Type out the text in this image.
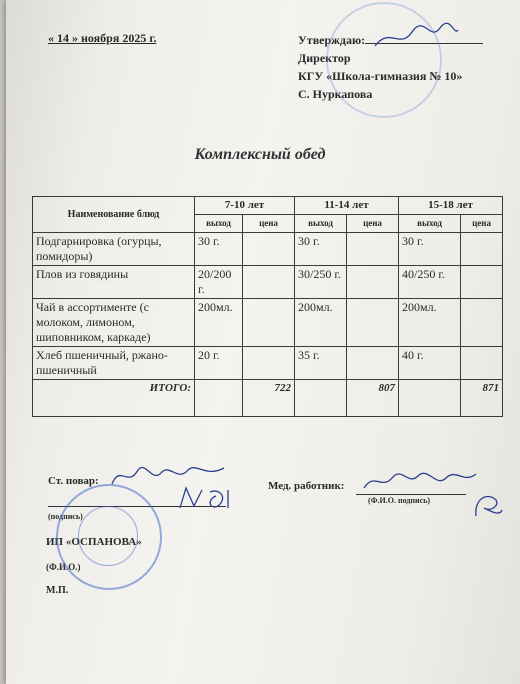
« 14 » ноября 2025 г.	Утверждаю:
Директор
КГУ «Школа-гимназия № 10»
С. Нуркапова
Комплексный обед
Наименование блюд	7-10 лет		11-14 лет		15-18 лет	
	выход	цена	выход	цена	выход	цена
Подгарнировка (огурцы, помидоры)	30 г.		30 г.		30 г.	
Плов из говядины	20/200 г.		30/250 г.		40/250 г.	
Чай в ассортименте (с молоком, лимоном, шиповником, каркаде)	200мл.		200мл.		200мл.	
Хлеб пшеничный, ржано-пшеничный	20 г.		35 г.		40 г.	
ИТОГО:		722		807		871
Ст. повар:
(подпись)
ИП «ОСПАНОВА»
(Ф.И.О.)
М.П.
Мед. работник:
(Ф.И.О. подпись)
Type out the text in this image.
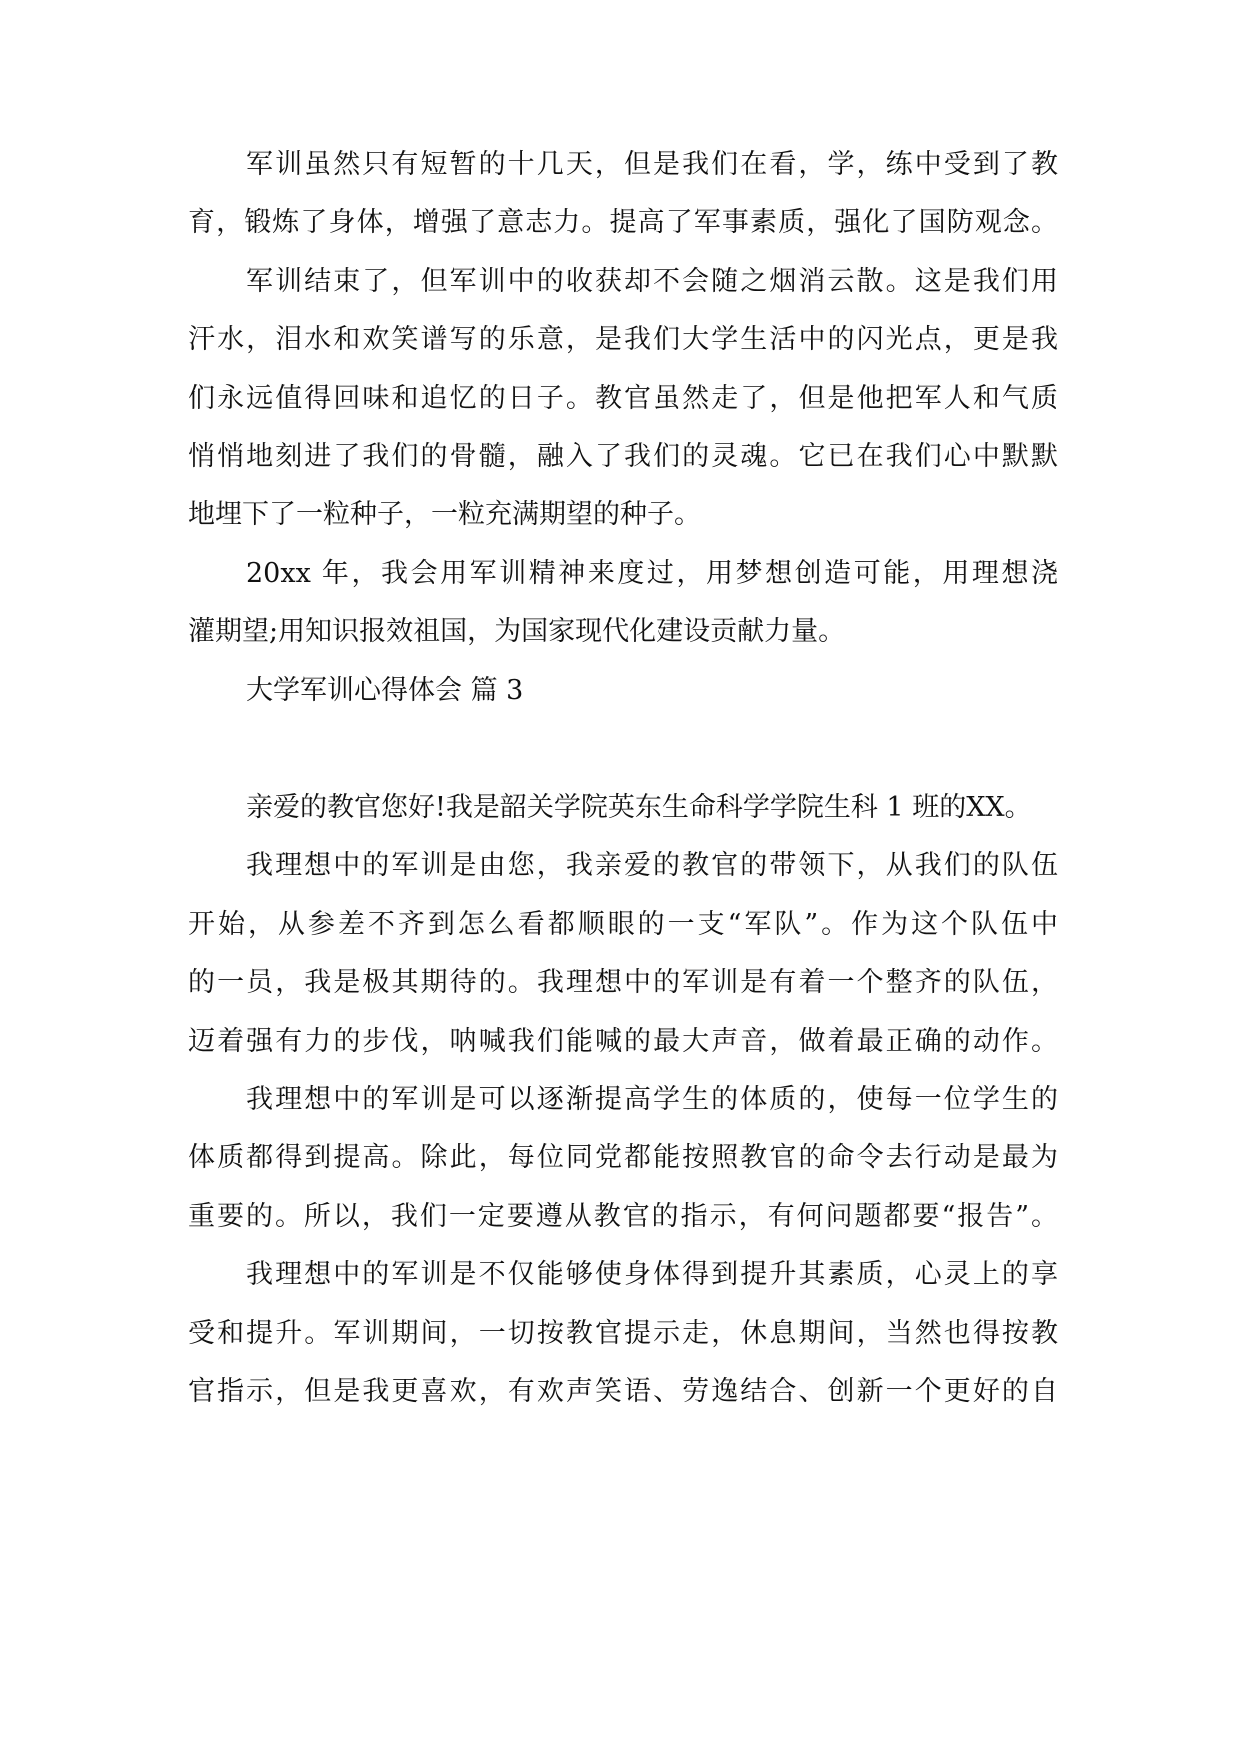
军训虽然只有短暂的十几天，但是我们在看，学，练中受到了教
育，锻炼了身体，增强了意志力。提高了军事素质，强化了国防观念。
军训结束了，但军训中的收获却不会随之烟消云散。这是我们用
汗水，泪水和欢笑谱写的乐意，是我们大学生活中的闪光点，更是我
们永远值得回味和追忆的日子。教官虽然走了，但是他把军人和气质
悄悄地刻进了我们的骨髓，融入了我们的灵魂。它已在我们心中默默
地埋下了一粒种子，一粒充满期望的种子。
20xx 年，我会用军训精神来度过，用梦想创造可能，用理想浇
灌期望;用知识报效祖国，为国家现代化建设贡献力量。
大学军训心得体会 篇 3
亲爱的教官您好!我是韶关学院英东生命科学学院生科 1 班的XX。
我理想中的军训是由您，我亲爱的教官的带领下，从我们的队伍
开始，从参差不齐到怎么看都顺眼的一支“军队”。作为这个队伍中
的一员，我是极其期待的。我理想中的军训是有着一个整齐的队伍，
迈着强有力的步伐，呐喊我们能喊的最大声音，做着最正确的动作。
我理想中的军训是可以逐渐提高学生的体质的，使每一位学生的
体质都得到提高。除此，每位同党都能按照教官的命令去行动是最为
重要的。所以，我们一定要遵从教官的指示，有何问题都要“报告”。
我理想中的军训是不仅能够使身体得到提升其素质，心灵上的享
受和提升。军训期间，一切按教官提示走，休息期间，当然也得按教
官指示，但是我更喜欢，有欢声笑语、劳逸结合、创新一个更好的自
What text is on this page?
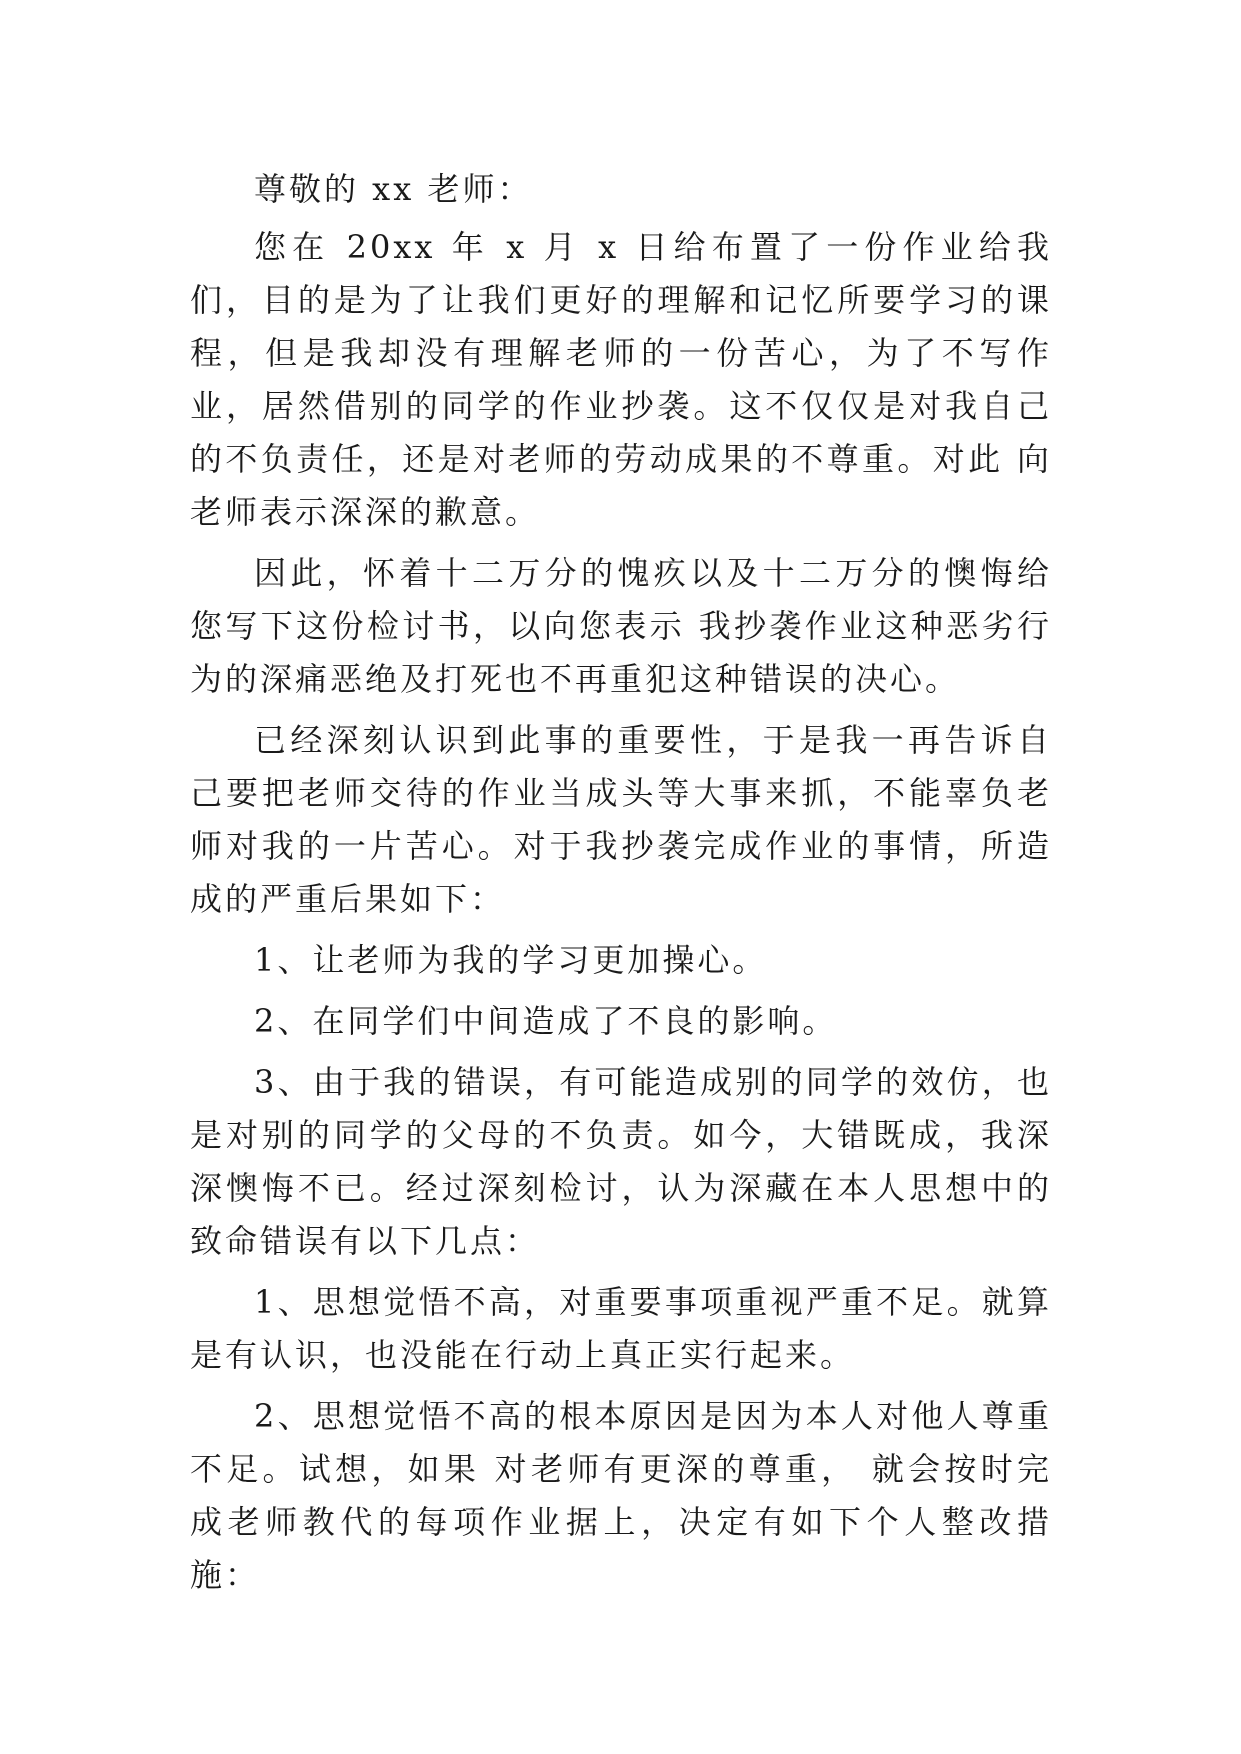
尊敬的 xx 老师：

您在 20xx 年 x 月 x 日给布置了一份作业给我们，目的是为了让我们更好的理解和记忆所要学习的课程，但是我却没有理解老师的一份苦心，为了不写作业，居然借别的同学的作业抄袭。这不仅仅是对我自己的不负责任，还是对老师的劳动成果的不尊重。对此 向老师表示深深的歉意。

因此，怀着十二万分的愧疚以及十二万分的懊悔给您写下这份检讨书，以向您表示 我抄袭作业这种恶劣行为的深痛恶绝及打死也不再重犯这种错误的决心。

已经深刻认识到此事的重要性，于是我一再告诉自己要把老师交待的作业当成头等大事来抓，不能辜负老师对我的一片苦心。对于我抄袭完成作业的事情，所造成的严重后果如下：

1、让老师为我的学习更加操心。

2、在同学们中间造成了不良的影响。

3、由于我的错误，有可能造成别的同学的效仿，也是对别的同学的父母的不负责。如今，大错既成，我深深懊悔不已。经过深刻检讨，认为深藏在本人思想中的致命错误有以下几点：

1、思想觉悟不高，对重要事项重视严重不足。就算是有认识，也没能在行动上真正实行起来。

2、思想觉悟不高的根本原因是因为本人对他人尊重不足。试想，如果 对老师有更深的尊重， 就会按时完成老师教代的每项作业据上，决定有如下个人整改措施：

++++

> What the exercise asks: Repeat exactly the lines from the one holding "What text is on this page?" through the last line of the entries, both included; the pictures do not belong in the copy.

> The response:
What text is on this page?
尊敬的 xx 老师：

您在 20xx 年 x 月 x 日给布置了一份作业给我们，目的是为了让我们更好的理解和记忆所要学习的课程，但是我却没有理解老师的一份苦心，为了不写作业，居然借别的同学的作业抄袭。这不仅仅是对我自己的不负责任，还是对老师的劳动成果的不尊重。对此 向老师表示深深的歉意。

因此，怀着十二万分的愧疚以及十二万分的懊悔给您写下这份检讨书，以向您表示 我抄袭作业这种恶劣行为的深痛恶绝及打死也不再重犯这种错误的决心。

已经深刻认识到此事的重要性，于是我一再告诉自己要把老师交待的作业当成头等大事来抓，不能辜负老师对我的一片苦心。对于我抄袭完成作业的事情，所造成的严重后果如下：

1、让老师为我的学习更加操心。

2、在同学们中间造成了不良的影响。

3、由于我的错误，有可能造成别的同学的效仿，也是对别的同学的父母的不负责。如今，大错既成，我深深懊悔不已。经过深刻检讨，认为深藏在本人思想中的致命错误有以下几点：

1、思想觉悟不高，对重要事项重视严重不足。就算是有认识，也没能在行动上真正实行起来。

2、思想觉悟不高的根本原因是因为本人对他人尊重不足。试想，如果 对老师有更深的尊重， 就会按时完成老师教代的每项作业据上，决定有如下个人整改措施：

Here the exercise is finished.